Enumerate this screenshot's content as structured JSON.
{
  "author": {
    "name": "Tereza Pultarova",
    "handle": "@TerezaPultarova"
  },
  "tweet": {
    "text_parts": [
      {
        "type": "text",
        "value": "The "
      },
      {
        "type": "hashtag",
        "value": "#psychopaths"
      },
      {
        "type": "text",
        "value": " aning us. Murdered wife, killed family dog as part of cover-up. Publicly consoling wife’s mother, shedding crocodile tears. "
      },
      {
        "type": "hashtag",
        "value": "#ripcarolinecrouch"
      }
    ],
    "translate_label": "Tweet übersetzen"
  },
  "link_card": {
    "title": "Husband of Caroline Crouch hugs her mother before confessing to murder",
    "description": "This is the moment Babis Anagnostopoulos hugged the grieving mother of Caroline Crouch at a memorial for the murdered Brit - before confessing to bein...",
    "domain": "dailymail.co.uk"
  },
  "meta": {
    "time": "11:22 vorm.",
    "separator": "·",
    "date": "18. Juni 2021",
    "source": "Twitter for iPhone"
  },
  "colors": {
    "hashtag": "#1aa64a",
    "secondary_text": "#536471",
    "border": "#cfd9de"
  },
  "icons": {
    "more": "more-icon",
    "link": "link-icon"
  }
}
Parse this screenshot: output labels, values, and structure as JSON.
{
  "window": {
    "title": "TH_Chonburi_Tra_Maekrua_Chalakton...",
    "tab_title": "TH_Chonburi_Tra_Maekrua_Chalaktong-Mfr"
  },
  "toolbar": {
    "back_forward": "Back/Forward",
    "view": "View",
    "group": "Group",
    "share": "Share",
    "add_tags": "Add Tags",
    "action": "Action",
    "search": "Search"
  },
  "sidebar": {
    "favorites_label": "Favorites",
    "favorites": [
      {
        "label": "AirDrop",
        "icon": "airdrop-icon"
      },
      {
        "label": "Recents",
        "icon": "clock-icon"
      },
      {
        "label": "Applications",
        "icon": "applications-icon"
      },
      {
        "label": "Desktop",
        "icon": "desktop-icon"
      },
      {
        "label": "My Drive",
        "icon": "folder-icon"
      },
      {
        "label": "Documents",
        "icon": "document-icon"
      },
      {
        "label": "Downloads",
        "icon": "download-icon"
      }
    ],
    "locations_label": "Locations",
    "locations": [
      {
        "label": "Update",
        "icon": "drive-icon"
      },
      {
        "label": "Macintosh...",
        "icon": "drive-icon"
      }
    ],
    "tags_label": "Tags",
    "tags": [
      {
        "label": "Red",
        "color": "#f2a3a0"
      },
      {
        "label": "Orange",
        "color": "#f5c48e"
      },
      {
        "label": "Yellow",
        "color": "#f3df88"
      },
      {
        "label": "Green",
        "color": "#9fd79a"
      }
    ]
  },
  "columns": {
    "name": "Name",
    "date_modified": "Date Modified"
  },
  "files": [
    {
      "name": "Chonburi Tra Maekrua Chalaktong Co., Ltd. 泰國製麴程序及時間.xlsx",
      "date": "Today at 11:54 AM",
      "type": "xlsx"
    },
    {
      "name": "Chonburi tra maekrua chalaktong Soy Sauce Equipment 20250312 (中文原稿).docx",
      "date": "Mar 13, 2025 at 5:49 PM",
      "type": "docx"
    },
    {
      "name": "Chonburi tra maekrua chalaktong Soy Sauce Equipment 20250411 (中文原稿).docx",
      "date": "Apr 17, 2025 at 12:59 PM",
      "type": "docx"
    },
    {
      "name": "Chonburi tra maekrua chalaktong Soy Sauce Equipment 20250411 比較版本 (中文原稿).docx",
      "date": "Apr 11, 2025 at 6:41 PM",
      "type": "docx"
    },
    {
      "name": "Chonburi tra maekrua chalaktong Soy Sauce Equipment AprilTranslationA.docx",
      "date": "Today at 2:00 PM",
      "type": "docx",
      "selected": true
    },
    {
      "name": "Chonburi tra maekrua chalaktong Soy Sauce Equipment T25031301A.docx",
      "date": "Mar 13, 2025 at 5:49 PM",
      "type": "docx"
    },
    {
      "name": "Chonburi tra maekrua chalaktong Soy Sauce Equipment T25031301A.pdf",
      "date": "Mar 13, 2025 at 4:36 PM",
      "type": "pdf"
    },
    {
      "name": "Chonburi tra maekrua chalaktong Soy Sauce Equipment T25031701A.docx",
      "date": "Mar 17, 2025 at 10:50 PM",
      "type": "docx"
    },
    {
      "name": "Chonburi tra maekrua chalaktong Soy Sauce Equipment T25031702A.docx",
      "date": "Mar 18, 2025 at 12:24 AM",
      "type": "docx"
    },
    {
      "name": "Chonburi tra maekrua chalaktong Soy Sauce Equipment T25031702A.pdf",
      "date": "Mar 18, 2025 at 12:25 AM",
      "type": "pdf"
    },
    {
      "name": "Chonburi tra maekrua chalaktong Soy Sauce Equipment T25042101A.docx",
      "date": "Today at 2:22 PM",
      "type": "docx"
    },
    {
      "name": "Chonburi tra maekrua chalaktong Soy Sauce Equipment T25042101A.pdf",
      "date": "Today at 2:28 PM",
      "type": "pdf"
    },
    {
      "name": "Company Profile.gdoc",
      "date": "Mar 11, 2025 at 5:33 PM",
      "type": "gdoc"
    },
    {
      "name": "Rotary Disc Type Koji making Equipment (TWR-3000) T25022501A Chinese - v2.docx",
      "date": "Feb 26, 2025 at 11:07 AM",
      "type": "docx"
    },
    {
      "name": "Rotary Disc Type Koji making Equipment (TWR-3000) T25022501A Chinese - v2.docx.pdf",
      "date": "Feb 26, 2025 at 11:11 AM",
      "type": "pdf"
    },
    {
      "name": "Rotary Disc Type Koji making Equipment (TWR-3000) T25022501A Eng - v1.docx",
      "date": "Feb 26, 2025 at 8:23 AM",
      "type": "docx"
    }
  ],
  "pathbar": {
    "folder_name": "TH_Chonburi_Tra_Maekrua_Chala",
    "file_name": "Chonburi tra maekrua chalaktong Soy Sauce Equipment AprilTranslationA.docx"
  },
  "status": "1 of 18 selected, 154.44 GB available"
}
++++++++++++++++++++
Make an exact copy of every line in the data.

RESULT
Enumerate this screenshot's content as structured JSON.
{
  "author": {
    "name": "Tereza Pultarova",
    "handle": "@TerezaPultarova"
  },
  "tweet": {
    "text_parts": [
      {
        "type": "text",
        "value": "The "
      },
      {
        "type": "hashtag",
        "value": "#psychopaths"
      },
      {
        "type": "text",
        "value": " aning us. Murdered wife, killed family dog as part of cover-up. Publicly consoling wife’s mother, shedding crocodile tears. "
      },
      {
        "type": "hashtag",
        "value": "#ripcarolinecrouch"
      }
    ],
    "translate_label": "Tweet übersetzen"
  },
  "link_card": {
    "title": "Husband of Caroline Crouch hugs her mother before confessing to murder",
    "description": "This is the moment Babis Anagnostopoulos hugged the grieving mother of Caroline Crouch at a memorial for the murdered Brit - before confessing to bein...",
    "domain": "dailymail.co.uk"
  },
  "meta": {
    "time": "11:22 vorm.",
    "separator": "·",
    "date": "18. Juni 2021",
    "source": "Twitter for iPhone"
  },
  "colors": {
    "hashtag": "#1aa64a",
    "secondary_text": "#536471",
    "border": "#cfd9de"
  },
  "icons": {
    "more": "more-icon",
    "link": "link-icon"
  }
}
Parse this screenshot: output labels, values, and structure as JSON.
{
  "window": {
    "title": "TH_Chonburi_Tra_Maekrua_Chalakton...",
    "tab_title": "TH_Chonburi_Tra_Maekrua_Chalaktong-Mfr"
  },
  "toolbar": {
    "back_forward": "Back/Forward",
    "view": "View",
    "group": "Group",
    "share": "Share",
    "add_tags": "Add Tags",
    "action": "Action",
    "search": "Search"
  },
  "sidebar": {
    "favorites_label": "Favorites",
    "favorites": [
      {
        "label": "AirDrop",
        "icon": "airdrop-icon"
      },
      {
        "label": "Recents",
        "icon": "clock-icon"
      },
      {
        "label": "Applications",
        "icon": "applications-icon"
      },
      {
        "label": "Desktop",
        "icon": "desktop-icon"
      },
      {
        "label": "My Drive",
        "icon": "folder-icon"
      },
      {
        "label": "Documents",
        "icon": "document-icon"
      },
      {
        "label": "Downloads",
        "icon": "download-icon"
      }
    ],
    "locations_label": "Locations",
    "locations": [
      {
        "label": "Update",
        "icon": "drive-icon"
      },
      {
        "label": "Macintosh...",
        "icon": "drive-icon"
      }
    ],
    "tags_label": "Tags",
    "tags": [
      {
        "label": "Red",
        "color": "#f2a3a0"
      },
      {
        "label": "Orange",
        "color": "#f5c48e"
      },
      {
        "label": "Yellow",
        "color": "#f3df88"
      },
      {
        "label": "Green",
        "color": "#9fd79a"
      }
    ]
  },
  "columns": {
    "name": "Name",
    "date_modified": "Date Modified"
  },
  "files": [
    {
      "name": "Chonburi Tra Maekrua Chalaktong Co., Ltd. 泰國製麴程序及時間.xlsx",
      "date": "Today at 11:54 AM",
      "type": "xlsx"
    },
    {
      "name": "Chonburi tra maekrua chalaktong Soy Sauce Equipment 20250312 (中文原稿).docx",
      "date": "Mar 13, 2025 at 5:49 PM",
      "type": "docx"
    },
    {
      "name": "Chonburi tra maekrua chalaktong Soy Sauce Equipment 20250411 (中文原稿).docx",
      "date": "Apr 17, 2025 at 12:59 PM",
      "type": "docx"
    },
    {
      "name": "Chonburi tra maekrua chalaktong Soy Sauce Equipment 20250411 比較版本 (中文原稿).docx",
      "date": "Apr 11, 2025 at 6:41 PM",
      "type": "docx"
    },
    {
      "name": "Chonburi tra maekrua chalaktong Soy Sauce Equipment AprilTranslationA.docx",
      "date": "Today at 2:00 PM",
      "type": "docx",
      "selected": true
    },
    {
      "name": "Chonburi tra maekrua chalaktong Soy Sauce Equipment T25031301A.docx",
      "date": "Mar 13, 2025 at 5:49 PM",
      "type": "docx"
    },
    {
      "name": "Chonburi tra maekrua chalaktong Soy Sauce Equipment T25031301A.pdf",
      "date": "Mar 13, 2025 at 4:36 PM",
      "type": "pdf"
    },
    {
      "name": "Chonburi tra maekrua chalaktong Soy Sauce Equipment T25031701A.docx",
      "date": "Mar 17, 2025 at 10:50 PM",
      "type": "docx"
    },
    {
      "name": "Chonburi tra maekrua chalaktong Soy Sauce Equipment T25031702A.docx",
      "date": "Mar 18, 2025 at 12:24 AM",
      "type": "docx"
    },
    {
      "name": "Chonburi tra maekrua chalaktong Soy Sauce Equipment T25031702A.pdf",
      "date": "Mar 18, 2025 at 12:25 AM",
      "type": "pdf"
    },
    {
      "name": "Chonburi tra maekrua chalaktong Soy Sauce Equipment T25042101A.docx",
      "date": "Today at 2:22 PM",
      "type": "docx"
    },
    {
      "name": "Chonburi tra maekrua chalaktong Soy Sauce Equipment T25042101A.pdf",
      "date": "Today at 2:28 PM",
      "type": "pdf"
    },
    {
      "name": "Company Profile.gdoc",
      "date": "Mar 11, 2025 at 5:33 PM",
      "type": "gdoc"
    },
    {
      "name": "Rotary Disc Type Koji making Equipment (TWR-3000) T25022501A Chinese - v2.docx",
      "date": "Feb 26, 2025 at 11:07 AM",
      "type": "docx"
    },
    {
      "name": "Rotary Disc Type Koji making Equipment (TWR-3000) T25022501A Chinese - v2.docx.pdf",
      "date": "Feb 26, 2025 at 11:11 AM",
      "type": "pdf"
    },
    {
      "name": "Rotary Disc Type Koji making Equipment (TWR-3000) T25022501A Eng - v1.docx",
      "date": "Feb 26, 2025 at 8:23 AM",
      "type": "docx"
    }
  ],
  "pathbar": {
    "folder_name": "TH_Chonburi_Tra_Maekrua_Chala",
    "file_name": "Chonburi tra maekrua chalaktong Soy Sauce Equipment AprilTranslationA.docx"
  },
  "status": "1 of 18 selected, 154.44 GB available"
}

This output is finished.